TEXTO APRESENTADO -
·····
Imagine um check-up diferente: o médico começa olhando sua propensão genética para dezenas de doenças — variações espalhadas pelo genoma que aumentam (ou reduzem) seu risco. Em seguida, ele pesquisa segmentos de DNA com padrão tumoral circulando no seu sangue: um sinal precoce de que um pequeno tumor pode estar surgindo em algum órgão, o que pode antecipar uma endoscopia ou outro exame localizado e, assim, aumentar muito as chances de detectar um câncer em fase inicial. Depois, abre sua análise epigenética e vê que seu ritmo de envelhecimento está desacelerado (ótima notícia), mas que a idade biológica do seu sistema musculoesquelético parece cinco anos “mais velha” que sua idade cronológica. A implicação prática é direta: começar musculação para preservar função e mobilidade. Relatórios de metaboloma, transcriptoma, proteoma e microbioma completam o quadro e podem motivar mudanças na dieta, a introdução de um suplemento específico ou até a consideração de um medicamento em dose não usual, sempre com foco em prevenir uma condição crônica antes que ela apareça. Ao contrário do tom futurista, todos os exames descritos já existem e estão disponíveis hoje.

O que são “ômicas”
·····
ENTRADAS FORNECIDAS -
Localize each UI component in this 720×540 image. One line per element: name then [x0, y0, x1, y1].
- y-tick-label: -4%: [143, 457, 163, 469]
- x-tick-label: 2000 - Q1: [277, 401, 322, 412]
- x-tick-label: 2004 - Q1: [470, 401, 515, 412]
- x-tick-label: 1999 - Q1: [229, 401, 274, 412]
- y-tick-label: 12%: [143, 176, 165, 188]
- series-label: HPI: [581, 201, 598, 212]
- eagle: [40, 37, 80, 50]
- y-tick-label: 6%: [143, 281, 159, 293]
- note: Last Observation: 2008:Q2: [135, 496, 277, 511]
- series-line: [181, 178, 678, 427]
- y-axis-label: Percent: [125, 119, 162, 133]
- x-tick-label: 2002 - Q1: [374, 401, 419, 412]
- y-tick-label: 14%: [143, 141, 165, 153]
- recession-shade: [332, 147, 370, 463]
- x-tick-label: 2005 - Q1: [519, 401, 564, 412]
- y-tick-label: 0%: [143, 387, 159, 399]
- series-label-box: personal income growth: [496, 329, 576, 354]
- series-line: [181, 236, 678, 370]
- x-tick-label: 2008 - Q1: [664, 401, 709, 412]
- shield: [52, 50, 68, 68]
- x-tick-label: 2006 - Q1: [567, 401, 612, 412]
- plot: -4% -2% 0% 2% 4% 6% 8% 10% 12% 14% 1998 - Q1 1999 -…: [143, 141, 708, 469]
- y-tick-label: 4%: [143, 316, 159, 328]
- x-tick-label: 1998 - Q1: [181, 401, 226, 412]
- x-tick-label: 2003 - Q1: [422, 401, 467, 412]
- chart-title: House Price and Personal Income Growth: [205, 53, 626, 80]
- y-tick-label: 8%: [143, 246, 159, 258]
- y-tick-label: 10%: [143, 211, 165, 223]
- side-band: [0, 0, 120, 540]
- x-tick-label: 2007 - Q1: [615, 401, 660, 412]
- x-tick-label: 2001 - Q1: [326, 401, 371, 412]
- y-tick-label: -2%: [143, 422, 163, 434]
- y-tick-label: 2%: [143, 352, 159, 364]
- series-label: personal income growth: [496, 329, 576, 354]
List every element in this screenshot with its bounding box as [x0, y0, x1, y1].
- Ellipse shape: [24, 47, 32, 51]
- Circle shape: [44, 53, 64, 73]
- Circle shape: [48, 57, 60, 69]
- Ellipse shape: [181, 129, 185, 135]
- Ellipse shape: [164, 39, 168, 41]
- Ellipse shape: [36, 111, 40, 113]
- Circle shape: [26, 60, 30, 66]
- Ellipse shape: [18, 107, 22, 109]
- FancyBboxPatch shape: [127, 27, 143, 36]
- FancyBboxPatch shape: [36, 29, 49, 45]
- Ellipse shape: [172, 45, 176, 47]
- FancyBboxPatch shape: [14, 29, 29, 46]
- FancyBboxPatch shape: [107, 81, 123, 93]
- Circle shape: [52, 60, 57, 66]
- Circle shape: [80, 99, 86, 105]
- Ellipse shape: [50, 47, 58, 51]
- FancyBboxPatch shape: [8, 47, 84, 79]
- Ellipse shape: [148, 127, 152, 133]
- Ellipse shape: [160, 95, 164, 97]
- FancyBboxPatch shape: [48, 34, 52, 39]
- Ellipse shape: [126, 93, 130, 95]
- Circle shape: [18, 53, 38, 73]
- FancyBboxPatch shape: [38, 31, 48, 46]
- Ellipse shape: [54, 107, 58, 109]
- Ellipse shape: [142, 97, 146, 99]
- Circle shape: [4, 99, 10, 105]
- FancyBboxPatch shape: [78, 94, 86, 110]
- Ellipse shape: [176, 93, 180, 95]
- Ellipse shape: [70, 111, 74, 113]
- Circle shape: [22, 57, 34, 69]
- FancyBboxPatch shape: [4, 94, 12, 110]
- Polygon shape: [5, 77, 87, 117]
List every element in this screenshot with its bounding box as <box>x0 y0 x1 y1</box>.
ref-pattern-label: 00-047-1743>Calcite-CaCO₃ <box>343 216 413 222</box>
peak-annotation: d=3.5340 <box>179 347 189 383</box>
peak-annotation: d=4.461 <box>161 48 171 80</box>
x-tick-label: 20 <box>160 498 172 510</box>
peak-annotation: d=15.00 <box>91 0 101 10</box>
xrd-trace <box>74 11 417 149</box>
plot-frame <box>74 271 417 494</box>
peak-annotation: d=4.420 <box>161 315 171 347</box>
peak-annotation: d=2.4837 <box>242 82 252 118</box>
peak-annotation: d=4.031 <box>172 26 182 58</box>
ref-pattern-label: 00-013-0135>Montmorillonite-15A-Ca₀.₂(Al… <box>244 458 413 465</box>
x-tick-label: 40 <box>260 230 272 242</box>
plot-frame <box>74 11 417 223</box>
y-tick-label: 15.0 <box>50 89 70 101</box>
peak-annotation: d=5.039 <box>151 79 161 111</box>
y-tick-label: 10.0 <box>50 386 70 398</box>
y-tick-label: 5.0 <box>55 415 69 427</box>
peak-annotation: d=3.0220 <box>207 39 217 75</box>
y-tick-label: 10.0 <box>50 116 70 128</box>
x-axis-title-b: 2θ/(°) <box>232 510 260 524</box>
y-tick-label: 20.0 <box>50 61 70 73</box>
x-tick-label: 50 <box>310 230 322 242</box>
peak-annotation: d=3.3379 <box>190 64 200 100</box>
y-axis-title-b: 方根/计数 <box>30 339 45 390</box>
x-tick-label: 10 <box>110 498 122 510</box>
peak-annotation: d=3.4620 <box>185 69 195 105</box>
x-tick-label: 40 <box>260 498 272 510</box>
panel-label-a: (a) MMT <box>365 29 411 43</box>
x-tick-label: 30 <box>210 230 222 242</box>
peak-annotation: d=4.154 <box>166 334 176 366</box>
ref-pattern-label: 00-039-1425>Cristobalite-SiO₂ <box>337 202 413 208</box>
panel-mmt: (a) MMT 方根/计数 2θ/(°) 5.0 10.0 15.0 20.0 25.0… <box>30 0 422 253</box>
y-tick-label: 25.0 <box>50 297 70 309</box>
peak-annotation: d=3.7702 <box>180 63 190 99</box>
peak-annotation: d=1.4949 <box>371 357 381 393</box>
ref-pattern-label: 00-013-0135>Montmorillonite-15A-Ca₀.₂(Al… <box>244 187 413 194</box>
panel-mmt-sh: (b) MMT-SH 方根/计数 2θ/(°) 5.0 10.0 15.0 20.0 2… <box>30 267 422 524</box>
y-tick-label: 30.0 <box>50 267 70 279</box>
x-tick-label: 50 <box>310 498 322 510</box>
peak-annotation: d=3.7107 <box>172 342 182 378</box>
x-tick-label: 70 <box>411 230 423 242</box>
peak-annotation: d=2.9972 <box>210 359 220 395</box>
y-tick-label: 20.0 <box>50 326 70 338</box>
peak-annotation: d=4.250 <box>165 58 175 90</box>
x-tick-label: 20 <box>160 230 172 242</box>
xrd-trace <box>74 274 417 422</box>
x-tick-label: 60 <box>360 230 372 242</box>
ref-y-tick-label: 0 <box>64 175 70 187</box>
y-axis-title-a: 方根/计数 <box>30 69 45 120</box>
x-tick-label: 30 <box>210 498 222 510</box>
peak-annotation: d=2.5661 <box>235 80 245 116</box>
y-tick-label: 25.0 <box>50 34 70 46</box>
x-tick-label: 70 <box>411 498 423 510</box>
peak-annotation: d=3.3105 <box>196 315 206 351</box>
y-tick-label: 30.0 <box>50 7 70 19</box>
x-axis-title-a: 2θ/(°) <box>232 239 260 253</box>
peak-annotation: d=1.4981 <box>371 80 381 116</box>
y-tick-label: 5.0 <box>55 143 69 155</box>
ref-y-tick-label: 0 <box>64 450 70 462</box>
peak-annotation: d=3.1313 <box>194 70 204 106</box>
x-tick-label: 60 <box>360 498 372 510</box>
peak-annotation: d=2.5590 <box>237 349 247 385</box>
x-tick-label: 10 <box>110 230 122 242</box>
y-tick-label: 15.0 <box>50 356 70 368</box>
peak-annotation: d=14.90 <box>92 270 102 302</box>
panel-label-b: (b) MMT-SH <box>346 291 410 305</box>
·····
TAREFA PROPOSTA -
Responda às perguntas sobre o texto do check-up:
(a) Que exames a pesquisa de DNA com padrão tumoral no sangue pode antecipar?
(b) Quantos anos "mais velha" que a idade cronológica parece a idade biológica do sistema musculoesquelético?
(c) Quais quatro tipos de relatório completam o quadro?
Responda usando apenas o texto apresentado.

SOLUÇÃO DO EXERCÍCIO -
(a) Uma endoscopia ou outro exame localizado.
(b) Cinco anos.
(c) Metaboloma, transcriptoma, proteoma e microbioma.